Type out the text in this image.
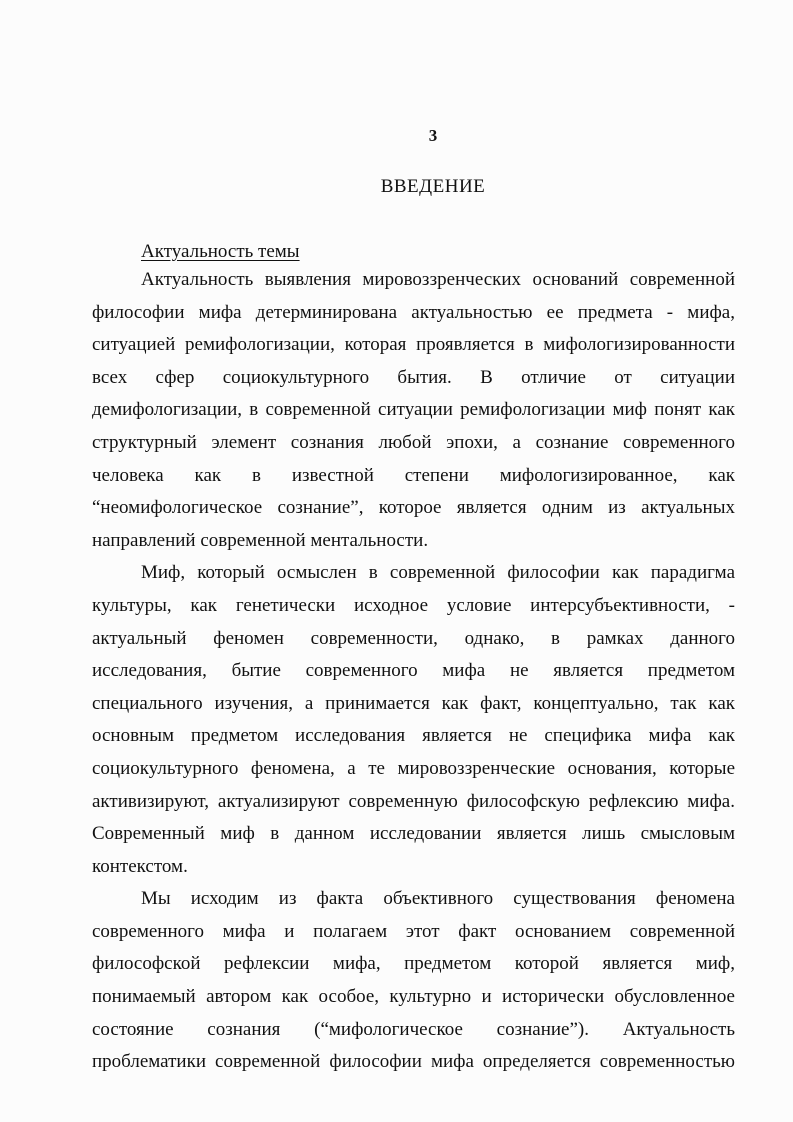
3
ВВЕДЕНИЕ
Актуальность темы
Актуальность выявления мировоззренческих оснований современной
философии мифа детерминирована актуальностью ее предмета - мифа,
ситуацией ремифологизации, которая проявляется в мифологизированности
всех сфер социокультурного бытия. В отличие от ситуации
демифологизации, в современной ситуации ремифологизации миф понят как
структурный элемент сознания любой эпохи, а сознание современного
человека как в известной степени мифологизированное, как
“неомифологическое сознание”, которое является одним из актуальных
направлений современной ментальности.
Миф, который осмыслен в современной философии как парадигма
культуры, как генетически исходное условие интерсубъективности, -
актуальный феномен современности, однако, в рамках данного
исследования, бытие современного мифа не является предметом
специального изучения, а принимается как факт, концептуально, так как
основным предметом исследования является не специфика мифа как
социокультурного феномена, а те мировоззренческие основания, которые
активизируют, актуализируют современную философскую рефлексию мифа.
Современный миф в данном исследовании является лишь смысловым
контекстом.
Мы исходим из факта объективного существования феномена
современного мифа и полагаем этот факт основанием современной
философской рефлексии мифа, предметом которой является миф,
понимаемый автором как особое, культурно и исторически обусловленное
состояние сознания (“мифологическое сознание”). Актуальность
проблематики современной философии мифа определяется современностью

———

# Your goal
Return every line containing "ситуации".

# Finished task
всех сфер социокультурного бытия. В отличие от ситуации
демифологизации, в современной ситуации ремифологизации миф понят как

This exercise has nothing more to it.